§ Document excerpt:
┌──

Viral transformation and aneuploidy

Abstract

Human tumor viruses are associated with a variety of human malignancies, and it is estimated that 15% of all human cancers have a viral etiology. An abnormality in chromosomal ploidy or aneuploidy is a hallmark of cancers. In normal cells, euploidy is governed by several factors including an intact spindle assembly checkpoint, accurate centrosome duplication, and proper cytokinesis. Viral oncoproteins are suggested to perturb the cellular machineries for chromosomal segregation creating aneuploidy which can lead to the malignant transformation of infected cells. Here, we review in brief some of the mechanisms used by viruses that can cause cellular aneuploidy.

Figure 1

Pathways to aneuploidy. Aneuploidy can be caused by a) improper microtubule attachment to kinetochores with a defect in the SAC; b) abnormal BFB events; c) failure by a cell after mitosis to undergo proper cytokinesis; and d) aberrant amplification of supernumery centrosomes with multipolar mitosis. Other mechanisms not illustrated here are also possible for the genesis of aneuploidy.

Figure 2

An illustration of HTLV-I Tax-induced aneuploidy. Tax interacts with the spindle assembly checkpoint (SAC) protein, hsMAD1, and inhibits its function. Impairment of SAC permits cells to manifest spontaneous occurrence of unbalanced segregations of chromosomes in mitosis. Separately, Tax can bind RanBP1 and Tax1BP2 which regulate centrosome functions. Tax-induced loss of RanBP1/Tax1BP2 function creates supernumerary centrosomes and multipolar mitotic spindles. A putative result of Tax induced aneuploidy is the presentation of multi-lobulated nuclei in ATL cells, also called “flower cells”.

└──

§ What to do:
(1) Return verbatim the part of the aneuploidy review that opens with the words containing "Human tumor viruses" and closes with "cause cellular aneuploidy.".
(2) Turn the paragraph of the aneuploidy review beginning "An illustration of HTLV-I Tax-induced aneuploidy" into a brief bulleted list that keeps its main facts.
(3) According to the aneuploidy review, what fraction of all human cancers is estimated to have a viral etiology?
Work only from the aneuploidy review; the data that come after it play no part.

§ Stored data:

┌──

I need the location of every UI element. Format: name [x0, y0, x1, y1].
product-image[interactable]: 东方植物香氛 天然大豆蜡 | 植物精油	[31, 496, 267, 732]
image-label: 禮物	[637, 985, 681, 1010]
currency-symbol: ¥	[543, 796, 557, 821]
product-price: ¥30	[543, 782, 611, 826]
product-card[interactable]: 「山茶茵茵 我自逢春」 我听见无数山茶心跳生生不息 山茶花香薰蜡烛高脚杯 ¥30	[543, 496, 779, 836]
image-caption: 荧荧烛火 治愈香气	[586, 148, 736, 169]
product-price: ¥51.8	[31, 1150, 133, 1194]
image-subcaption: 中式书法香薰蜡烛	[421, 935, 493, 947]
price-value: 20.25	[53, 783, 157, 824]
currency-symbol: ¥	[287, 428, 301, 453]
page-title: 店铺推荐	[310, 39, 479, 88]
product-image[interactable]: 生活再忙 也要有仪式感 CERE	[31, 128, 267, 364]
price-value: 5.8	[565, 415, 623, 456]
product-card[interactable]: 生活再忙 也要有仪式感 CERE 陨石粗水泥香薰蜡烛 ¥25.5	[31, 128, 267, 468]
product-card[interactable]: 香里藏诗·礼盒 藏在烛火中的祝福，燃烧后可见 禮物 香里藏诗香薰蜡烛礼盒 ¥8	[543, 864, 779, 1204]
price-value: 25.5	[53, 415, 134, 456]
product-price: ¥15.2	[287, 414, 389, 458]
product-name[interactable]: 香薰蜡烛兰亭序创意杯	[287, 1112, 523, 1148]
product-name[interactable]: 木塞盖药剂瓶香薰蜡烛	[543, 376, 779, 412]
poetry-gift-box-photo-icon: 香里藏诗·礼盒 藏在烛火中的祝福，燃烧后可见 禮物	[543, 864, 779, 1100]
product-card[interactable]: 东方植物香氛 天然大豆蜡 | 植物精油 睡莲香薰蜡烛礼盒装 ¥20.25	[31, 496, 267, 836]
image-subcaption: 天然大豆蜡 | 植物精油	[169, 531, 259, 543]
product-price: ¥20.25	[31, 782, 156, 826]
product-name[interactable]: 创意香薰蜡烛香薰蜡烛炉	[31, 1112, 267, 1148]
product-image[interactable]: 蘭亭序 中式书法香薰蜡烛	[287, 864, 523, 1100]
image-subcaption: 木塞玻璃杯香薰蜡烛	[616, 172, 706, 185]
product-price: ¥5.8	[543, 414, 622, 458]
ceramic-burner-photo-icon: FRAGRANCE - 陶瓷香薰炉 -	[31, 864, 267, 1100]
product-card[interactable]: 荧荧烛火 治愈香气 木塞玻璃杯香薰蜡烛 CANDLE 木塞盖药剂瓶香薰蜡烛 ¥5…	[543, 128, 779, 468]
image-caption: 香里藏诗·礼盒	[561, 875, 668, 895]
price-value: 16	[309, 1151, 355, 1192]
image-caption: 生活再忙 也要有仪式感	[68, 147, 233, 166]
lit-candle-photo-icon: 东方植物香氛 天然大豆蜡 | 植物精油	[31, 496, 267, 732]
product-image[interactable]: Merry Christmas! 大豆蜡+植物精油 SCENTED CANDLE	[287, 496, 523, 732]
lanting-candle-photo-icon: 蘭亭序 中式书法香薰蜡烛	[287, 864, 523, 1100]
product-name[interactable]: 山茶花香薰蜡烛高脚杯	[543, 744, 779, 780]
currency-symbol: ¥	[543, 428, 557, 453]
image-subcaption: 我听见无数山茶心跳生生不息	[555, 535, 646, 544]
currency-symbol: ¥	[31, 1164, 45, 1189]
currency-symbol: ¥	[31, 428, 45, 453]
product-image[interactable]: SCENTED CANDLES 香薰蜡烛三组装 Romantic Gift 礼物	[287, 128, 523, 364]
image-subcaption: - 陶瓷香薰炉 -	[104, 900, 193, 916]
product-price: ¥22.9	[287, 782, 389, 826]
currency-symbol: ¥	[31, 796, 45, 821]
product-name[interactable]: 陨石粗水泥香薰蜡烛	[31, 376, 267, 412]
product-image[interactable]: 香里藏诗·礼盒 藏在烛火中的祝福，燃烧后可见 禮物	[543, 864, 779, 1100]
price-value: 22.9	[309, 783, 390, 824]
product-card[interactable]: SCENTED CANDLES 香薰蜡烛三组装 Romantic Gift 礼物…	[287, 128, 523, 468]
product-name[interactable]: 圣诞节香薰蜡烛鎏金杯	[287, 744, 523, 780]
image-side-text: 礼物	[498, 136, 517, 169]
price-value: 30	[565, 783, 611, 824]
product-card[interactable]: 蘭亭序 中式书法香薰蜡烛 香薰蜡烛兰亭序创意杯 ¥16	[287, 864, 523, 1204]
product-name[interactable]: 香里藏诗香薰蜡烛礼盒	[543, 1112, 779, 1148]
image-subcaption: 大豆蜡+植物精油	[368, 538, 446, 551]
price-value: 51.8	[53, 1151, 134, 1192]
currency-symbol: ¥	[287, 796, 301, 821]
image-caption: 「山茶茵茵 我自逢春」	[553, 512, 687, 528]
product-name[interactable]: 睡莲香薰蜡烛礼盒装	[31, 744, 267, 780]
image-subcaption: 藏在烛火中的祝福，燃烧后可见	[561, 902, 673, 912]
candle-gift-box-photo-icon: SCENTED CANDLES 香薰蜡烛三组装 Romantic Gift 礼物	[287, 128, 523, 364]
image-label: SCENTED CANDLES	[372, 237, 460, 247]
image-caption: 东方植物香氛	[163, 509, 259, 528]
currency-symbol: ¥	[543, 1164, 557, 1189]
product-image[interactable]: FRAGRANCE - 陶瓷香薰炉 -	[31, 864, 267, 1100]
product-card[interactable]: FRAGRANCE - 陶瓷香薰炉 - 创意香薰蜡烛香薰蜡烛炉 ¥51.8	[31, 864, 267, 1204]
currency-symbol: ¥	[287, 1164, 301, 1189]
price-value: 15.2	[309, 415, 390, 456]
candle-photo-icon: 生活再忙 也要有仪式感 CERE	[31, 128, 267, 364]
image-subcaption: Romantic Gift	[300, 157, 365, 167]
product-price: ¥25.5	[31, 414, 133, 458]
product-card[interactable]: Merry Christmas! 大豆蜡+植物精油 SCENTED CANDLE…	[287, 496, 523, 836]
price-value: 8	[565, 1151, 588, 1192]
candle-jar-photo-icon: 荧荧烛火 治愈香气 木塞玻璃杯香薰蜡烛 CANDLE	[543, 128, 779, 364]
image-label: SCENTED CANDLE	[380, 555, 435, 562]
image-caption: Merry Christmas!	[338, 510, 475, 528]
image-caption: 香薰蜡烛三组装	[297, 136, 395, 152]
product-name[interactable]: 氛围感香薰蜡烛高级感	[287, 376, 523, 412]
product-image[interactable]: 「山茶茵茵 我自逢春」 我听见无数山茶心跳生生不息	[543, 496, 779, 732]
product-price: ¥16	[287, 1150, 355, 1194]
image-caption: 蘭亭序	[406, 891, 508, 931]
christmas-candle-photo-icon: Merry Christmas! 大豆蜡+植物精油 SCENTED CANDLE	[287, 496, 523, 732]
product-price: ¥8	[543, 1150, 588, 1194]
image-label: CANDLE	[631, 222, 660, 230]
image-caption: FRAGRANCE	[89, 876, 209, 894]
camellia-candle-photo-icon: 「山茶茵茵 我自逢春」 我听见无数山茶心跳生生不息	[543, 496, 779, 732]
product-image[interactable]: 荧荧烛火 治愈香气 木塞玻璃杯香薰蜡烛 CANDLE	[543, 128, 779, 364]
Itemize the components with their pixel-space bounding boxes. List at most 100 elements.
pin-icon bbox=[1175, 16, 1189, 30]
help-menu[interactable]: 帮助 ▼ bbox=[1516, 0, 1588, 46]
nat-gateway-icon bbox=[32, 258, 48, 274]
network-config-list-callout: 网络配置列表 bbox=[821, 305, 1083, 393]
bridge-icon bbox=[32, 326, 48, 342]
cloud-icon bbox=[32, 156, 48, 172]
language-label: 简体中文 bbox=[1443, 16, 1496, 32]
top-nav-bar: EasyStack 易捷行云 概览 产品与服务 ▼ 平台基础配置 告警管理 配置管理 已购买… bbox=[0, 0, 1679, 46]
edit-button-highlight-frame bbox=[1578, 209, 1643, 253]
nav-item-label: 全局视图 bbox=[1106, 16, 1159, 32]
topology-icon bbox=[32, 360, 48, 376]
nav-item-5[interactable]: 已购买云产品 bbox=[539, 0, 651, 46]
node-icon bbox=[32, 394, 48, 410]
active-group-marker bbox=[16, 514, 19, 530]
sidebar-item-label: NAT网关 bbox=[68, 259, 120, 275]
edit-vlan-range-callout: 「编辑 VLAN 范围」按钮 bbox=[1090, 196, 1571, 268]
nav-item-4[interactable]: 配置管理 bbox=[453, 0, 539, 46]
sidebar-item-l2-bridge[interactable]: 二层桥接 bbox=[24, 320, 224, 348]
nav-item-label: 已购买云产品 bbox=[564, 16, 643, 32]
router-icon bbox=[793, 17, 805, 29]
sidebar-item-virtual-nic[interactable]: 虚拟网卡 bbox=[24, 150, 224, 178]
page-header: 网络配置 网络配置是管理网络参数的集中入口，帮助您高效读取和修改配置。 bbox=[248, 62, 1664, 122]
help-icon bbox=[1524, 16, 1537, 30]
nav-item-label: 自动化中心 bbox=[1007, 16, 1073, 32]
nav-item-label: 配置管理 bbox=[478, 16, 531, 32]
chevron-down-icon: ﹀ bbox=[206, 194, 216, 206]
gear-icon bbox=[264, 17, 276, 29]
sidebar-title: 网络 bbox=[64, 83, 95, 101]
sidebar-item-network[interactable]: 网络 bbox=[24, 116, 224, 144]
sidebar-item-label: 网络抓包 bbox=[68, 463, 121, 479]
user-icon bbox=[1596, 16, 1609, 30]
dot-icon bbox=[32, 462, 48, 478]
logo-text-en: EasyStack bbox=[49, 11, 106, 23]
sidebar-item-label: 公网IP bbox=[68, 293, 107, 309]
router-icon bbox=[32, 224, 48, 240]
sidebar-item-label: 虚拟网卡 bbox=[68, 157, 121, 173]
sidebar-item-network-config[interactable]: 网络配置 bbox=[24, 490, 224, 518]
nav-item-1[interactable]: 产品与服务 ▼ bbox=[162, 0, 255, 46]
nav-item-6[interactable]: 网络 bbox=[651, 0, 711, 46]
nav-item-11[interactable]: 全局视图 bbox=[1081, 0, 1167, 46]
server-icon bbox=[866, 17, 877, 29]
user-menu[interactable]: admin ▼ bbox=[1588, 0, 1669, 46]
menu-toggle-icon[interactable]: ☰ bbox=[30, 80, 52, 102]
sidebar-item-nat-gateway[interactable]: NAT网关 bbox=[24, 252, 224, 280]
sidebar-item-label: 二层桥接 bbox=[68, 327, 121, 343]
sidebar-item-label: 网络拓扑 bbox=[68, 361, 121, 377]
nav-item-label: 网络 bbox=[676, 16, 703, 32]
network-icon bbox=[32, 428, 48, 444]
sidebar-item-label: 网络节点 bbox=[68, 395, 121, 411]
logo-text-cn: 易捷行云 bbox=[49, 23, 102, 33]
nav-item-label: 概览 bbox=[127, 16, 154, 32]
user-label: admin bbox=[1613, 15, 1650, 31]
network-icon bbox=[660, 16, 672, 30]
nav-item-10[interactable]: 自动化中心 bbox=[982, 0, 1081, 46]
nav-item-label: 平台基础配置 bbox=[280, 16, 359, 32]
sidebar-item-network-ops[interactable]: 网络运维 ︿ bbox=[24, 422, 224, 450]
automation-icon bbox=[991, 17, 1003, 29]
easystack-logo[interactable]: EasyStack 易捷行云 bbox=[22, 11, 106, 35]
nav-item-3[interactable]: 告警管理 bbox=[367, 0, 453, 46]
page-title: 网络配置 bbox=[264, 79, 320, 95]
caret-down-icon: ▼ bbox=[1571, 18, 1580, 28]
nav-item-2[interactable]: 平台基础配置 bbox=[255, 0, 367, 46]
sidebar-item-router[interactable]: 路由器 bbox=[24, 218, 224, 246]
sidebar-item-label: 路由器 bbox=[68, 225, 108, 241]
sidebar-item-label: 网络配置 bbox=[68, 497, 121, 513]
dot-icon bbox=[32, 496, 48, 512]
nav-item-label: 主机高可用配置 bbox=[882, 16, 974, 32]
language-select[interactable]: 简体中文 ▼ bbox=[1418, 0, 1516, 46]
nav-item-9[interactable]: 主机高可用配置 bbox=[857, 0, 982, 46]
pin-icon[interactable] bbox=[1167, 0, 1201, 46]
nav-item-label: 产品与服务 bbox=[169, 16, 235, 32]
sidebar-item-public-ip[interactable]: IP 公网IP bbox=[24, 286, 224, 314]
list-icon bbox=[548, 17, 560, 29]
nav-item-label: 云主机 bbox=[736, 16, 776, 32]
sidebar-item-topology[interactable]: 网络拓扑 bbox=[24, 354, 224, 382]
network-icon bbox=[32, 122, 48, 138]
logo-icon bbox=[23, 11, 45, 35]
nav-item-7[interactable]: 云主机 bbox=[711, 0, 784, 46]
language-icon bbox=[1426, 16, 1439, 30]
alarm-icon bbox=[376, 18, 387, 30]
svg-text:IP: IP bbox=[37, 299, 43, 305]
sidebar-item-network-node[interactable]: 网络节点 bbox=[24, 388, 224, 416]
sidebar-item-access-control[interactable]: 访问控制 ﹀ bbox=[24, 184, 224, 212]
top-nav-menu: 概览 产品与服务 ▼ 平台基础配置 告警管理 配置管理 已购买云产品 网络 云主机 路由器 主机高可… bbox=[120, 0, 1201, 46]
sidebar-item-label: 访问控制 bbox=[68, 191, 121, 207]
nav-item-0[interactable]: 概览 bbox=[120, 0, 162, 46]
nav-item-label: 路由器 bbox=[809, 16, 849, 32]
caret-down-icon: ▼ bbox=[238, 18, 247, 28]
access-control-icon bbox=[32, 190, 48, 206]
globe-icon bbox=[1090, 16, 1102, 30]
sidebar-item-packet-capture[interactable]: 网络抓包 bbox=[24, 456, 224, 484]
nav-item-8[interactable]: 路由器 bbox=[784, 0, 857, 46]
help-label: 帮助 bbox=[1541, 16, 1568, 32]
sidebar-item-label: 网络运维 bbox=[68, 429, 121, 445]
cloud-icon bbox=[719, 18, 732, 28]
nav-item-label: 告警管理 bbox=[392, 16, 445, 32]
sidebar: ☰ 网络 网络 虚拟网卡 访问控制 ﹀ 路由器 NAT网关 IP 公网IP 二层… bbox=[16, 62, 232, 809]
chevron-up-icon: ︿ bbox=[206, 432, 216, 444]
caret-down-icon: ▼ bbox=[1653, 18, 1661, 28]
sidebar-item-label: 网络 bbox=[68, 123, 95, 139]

└──

§ Answers per task:
(1)
Human tumor viruses are associated with a variety of human malignancies, and it is estimated that 15% of all human cancers have a viral etiology. An abnormality in chromosomal ploidy or aneuploidy is a hallmark of cancers. In normal cells, euploidy is governed by several factors including an intact spindle assembly checkpoint, accurate centrosome duplication, and proper cytokinesis. Viral oncoproteins are suggested to perturb the cellular machineries for chromosomal segregation creating aneuploidy which can lead to the malignant transformation of infected cells. Here, we review in brief some of the mechanisms used by viruses that can cause cellular aneuploidy.

(2)
- Tax binds the spindle assembly checkpoint (SAC) protein hsMAD1 and inhibits its function.
- With the SAC impaired, cells show spontaneous unbalanced chromosome segregation in mitosis.
- Tax also binds RanBP1 and Tax1BP2, which regulate centrosome functions.
- Loss of RanBP1/Tax1BP2 function leads to supernumerary centrosomes and multipolar mitotic spindles.
- A putative result is multi-lobulated nuclei in ATL cells, known as "flower cells."

(3) An estimated 15%.